# Start of SUPPLIED DATA
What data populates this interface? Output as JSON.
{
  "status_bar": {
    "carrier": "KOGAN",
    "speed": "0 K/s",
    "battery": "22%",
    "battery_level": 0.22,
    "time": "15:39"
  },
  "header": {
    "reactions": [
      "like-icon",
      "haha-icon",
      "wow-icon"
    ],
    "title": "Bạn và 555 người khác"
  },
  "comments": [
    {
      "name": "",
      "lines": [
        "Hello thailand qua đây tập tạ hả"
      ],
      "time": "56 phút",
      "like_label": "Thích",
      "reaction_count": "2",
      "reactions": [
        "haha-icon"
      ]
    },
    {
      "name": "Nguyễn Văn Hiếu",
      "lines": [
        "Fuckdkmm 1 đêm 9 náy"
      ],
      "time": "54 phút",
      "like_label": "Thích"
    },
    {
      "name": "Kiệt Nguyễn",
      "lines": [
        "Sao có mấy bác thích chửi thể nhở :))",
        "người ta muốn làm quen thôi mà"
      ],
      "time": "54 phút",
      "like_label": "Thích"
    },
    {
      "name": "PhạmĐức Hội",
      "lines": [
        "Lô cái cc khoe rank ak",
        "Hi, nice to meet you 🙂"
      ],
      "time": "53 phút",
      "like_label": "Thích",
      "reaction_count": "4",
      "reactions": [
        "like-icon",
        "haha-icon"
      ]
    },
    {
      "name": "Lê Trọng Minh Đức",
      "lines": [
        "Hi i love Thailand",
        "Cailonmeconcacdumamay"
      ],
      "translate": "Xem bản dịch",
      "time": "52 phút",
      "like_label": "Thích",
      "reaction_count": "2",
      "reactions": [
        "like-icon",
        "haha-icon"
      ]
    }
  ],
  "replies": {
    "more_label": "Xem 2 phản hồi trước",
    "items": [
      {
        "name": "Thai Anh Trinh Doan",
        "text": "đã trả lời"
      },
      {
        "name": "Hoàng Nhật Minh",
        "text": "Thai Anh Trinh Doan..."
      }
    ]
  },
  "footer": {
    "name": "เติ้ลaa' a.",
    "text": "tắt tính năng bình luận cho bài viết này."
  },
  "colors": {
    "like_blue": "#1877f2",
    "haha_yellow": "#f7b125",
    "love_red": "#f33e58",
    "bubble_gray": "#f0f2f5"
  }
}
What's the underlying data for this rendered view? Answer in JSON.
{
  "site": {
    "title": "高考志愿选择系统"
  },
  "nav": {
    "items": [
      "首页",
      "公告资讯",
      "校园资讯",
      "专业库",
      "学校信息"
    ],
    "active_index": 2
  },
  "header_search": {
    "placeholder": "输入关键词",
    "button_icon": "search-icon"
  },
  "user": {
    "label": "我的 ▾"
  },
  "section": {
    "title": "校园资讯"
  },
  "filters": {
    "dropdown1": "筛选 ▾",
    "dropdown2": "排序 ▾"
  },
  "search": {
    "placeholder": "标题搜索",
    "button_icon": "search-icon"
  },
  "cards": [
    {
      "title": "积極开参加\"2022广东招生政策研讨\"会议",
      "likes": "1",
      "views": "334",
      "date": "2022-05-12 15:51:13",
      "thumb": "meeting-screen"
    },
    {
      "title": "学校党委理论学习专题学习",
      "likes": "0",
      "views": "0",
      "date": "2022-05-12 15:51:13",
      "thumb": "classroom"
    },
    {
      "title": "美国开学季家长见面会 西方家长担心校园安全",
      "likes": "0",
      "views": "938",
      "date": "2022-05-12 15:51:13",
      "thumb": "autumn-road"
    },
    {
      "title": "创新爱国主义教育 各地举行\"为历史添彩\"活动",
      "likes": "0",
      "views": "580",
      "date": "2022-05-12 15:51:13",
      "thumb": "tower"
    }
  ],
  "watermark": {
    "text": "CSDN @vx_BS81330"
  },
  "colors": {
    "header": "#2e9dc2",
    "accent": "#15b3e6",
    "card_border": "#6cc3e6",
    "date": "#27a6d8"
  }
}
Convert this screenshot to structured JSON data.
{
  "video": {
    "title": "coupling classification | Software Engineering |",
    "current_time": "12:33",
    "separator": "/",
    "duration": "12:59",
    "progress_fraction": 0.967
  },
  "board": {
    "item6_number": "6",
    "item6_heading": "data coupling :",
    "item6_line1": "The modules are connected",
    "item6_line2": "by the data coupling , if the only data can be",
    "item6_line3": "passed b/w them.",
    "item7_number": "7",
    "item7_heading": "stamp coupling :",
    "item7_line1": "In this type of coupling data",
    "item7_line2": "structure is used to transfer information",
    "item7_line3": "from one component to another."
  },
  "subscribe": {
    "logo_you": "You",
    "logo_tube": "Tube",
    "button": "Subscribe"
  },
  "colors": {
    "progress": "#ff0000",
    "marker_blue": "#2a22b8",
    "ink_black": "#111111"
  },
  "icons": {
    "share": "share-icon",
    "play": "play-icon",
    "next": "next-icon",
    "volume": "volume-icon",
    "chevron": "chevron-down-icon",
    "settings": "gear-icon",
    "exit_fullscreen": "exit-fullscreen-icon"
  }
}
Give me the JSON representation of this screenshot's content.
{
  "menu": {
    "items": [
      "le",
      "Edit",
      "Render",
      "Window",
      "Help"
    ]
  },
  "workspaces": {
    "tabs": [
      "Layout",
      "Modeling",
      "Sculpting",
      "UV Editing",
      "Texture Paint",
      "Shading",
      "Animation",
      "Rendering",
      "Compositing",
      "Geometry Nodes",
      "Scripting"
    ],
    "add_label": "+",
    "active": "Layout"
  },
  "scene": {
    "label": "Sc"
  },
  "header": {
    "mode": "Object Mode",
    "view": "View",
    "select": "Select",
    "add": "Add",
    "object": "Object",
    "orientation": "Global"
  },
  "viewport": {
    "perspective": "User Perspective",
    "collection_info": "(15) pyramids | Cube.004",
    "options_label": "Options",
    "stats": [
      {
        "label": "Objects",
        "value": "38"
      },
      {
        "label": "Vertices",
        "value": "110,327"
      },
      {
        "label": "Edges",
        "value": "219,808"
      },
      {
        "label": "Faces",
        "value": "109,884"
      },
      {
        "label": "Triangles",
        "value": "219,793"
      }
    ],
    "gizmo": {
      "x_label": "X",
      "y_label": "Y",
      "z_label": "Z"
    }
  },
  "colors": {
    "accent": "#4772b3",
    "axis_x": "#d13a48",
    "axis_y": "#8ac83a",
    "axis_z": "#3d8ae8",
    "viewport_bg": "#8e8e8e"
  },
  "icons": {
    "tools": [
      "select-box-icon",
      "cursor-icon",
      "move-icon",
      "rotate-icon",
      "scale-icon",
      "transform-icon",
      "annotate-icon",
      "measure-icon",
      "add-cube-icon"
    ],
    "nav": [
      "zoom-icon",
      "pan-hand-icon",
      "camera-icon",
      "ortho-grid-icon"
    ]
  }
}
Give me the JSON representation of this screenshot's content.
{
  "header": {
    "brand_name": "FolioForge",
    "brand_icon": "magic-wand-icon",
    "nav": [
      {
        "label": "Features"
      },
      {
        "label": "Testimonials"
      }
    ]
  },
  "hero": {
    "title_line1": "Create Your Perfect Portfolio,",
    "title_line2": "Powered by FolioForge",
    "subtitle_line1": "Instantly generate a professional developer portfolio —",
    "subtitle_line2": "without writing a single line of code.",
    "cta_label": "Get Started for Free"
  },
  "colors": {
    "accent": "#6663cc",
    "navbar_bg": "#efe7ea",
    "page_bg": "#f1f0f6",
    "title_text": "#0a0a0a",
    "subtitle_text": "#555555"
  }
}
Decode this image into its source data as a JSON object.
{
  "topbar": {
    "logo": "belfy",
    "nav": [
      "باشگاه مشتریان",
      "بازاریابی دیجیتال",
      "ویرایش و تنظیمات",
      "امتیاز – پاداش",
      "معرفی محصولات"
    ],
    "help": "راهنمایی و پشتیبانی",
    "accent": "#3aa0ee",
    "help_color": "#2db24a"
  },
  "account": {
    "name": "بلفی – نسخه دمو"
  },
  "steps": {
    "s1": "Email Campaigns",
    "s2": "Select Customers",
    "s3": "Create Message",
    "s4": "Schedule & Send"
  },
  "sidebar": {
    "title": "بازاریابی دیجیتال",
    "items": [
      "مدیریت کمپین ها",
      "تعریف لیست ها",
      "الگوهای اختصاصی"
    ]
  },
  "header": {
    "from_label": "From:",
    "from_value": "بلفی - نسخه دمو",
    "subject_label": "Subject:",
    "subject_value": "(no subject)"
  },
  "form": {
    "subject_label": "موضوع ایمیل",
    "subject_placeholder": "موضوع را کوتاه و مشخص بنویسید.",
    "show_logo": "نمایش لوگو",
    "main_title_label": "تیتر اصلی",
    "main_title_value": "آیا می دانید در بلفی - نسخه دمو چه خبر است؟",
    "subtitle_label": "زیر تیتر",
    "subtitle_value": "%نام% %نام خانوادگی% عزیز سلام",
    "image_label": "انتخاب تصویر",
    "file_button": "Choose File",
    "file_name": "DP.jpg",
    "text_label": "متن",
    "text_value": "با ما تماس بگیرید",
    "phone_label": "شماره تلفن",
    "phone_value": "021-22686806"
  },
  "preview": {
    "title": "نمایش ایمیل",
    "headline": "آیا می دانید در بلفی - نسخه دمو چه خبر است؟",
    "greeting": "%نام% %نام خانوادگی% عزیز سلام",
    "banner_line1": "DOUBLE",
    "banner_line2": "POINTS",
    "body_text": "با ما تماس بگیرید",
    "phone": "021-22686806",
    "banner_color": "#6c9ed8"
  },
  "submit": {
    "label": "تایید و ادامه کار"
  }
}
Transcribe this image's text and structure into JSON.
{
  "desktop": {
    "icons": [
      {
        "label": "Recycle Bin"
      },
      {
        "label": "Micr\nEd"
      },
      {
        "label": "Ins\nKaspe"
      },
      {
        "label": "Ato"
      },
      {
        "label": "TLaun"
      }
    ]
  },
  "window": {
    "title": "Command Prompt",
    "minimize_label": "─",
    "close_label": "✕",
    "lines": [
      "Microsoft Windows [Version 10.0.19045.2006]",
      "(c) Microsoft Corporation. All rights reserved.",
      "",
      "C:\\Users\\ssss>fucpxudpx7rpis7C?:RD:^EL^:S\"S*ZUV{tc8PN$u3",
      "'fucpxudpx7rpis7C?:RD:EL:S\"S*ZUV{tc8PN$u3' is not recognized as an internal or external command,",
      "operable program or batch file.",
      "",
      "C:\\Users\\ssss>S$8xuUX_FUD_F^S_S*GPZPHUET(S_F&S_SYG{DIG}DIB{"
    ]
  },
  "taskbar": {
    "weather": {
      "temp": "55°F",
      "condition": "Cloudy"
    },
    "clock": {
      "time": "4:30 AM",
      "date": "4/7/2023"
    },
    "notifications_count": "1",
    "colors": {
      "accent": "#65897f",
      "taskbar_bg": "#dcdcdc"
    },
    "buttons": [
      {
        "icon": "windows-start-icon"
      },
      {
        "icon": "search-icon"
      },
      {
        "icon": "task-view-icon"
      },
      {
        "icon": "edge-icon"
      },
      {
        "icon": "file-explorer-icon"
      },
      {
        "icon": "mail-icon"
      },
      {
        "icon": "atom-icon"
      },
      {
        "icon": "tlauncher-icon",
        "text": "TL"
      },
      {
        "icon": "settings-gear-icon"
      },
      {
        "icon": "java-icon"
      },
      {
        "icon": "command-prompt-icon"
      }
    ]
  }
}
# End of SUPPLIED DATA
**YOUR GOAL**
Some lines of the records may hold the word "تماس". How many do? Answer with a number and nothing else.

**REPLY TO THE EXERCISE**
2